Gather the lines from the material that contain "structured".

━━━━━ Extracted material ━━━━━

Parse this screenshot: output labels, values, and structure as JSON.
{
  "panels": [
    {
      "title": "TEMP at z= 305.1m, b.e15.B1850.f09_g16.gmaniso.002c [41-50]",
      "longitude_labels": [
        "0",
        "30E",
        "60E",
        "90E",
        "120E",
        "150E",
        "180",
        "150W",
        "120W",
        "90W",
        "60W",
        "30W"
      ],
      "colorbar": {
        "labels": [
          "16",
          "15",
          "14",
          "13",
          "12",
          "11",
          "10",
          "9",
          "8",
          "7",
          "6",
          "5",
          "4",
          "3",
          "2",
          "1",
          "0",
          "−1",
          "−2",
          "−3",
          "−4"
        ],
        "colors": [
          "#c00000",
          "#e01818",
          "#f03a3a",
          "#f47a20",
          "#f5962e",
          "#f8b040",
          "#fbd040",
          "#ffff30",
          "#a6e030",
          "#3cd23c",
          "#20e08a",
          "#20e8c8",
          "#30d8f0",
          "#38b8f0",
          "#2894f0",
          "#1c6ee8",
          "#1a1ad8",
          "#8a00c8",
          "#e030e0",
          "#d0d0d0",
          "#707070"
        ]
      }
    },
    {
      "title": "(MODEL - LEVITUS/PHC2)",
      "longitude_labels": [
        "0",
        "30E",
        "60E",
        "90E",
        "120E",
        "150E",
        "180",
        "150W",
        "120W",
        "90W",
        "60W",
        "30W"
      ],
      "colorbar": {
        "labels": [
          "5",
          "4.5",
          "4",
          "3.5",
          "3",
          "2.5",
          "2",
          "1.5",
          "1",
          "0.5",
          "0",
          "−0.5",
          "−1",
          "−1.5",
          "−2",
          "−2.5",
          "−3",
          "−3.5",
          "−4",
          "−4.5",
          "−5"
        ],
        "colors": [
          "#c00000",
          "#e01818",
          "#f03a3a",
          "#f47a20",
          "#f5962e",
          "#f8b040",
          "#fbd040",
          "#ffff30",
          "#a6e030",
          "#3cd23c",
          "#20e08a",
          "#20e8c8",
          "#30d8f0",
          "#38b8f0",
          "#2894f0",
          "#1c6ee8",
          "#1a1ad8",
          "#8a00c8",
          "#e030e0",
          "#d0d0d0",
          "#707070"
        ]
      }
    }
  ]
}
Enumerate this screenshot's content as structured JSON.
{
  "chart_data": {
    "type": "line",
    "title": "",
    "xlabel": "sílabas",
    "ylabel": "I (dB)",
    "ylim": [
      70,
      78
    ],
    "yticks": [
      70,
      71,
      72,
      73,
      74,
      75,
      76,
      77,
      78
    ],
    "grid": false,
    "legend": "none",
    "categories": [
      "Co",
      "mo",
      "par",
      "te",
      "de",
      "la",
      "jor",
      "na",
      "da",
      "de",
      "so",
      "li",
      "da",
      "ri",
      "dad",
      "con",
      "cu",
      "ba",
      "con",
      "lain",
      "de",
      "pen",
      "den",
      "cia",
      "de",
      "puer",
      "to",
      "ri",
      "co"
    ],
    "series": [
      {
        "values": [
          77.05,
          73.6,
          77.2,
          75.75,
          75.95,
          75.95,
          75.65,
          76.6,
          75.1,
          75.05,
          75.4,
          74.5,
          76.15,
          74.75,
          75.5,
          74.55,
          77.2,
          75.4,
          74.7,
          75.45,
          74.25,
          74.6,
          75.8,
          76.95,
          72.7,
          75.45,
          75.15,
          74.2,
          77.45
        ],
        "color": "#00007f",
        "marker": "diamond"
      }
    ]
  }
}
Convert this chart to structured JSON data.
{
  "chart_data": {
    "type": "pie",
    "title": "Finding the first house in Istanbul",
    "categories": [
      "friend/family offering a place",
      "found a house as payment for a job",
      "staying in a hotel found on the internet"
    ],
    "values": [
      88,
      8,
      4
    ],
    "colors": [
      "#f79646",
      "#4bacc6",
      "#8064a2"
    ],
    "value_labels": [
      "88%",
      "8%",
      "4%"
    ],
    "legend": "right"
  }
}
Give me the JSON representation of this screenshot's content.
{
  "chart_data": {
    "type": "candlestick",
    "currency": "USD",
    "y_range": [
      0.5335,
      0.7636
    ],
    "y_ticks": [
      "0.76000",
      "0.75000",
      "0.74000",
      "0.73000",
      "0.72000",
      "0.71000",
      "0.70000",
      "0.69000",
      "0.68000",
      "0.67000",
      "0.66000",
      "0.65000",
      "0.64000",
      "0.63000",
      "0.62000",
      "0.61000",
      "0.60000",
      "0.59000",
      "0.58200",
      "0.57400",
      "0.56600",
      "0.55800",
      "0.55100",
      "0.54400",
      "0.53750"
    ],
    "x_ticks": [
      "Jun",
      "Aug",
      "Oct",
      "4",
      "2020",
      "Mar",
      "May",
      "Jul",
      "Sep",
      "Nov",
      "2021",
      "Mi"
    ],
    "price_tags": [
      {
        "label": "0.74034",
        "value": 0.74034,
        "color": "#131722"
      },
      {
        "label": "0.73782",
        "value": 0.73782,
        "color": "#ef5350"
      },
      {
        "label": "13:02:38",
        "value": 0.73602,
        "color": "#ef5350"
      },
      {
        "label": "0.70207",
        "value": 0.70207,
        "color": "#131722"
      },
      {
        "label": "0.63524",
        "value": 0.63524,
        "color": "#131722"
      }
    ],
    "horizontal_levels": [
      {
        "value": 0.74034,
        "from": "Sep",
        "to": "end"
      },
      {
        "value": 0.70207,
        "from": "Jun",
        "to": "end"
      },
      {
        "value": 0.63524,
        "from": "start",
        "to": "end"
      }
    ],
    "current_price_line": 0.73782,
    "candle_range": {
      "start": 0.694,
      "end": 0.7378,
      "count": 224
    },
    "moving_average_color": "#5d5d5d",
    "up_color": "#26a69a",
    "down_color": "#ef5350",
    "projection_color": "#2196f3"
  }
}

━━━━━

• [Correct output]
Enumerate this screenshot's content as structured JSON.
Convert this chart to structured JSON data.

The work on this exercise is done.